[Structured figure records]
######

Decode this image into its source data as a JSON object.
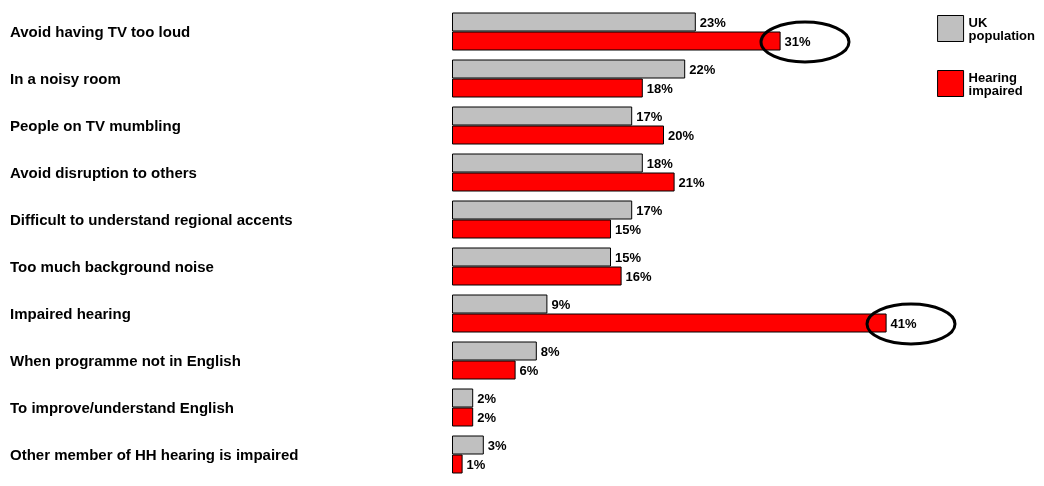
{
  "chart_data": {
    "type": "bar",
    "orientation": "horizontal",
    "legend": "top right",
    "categories": [
      "Avoid having TV too loud",
      "In a noisy room",
      "People on TV mumbling",
      "Avoid disruption to others",
      "Difficult to understand regional accents",
      "Too much background noise",
      "Impaired hearing",
      "When programme not in English",
      "To improve/understand English",
      "Other member of HH hearing is impaired"
    ],
    "series": [
      {
        "name": "UK population",
        "color": "#c0c0c0",
        "values": [
          23,
          22,
          17,
          18,
          17,
          15,
          9,
          8,
          2,
          3
        ],
        "value_labels": [
          "23%",
          "22%",
          "17%",
          "18%",
          "17%",
          "15%",
          "9%",
          "8%",
          "2%",
          "3%"
        ]
      },
      {
        "name": "Hearing impaired",
        "color": "#ff0000",
        "values": [
          31,
          18,
          20,
          21,
          15,
          16,
          41,
          6,
          2,
          1
        ],
        "value_labels": [
          "31%",
          "18%",
          "20%",
          "21%",
          "15%",
          "16%",
          "41%",
          "6%",
          "2%",
          "1%"
        ]
      }
    ]
  }
}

######

Restate the full listing verbatim and drop every picture.

Decode this image into its source data as a JSON object.
{
  "chart_data": {
    "type": "bar",
    "orientation": "horizontal",
    "legend": "top right",
    "categories": [
      "Avoid having TV too loud",
      "In a noisy room",
      "People on TV mumbling",
      "Avoid disruption to others",
      "Difficult to understand regional accents",
      "Too much background noise",
      "Impaired hearing",
      "When programme not in English",
      "To improve/understand English",
      "Other member of HH hearing is impaired"
    ],
    "series": [
      {
        "name": "UK population",
        "color": "#c0c0c0",
        "values": [
          23,
          22,
          17,
          18,
          17,
          15,
          9,
          8,
          2,
          3
        ],
        "value_labels": [
          "23%",
          "22%",
          "17%",
          "18%",
          "17%",
          "15%",
          "9%",
          "8%",
          "2%",
          "3%"
        ]
      },
      {
        "name": "Hearing impaired",
        "color": "#ff0000",
        "values": [
          31,
          18,
          20,
          21,
          15,
          16,
          41,
          6,
          2,
          1
        ],
        "value_labels": [
          "31%",
          "18%",
          "20%",
          "21%",
          "15%",
          "16%",
          "41%",
          "6%",
          "2%",
          "1%"
        ]
      }
    ]
  }
}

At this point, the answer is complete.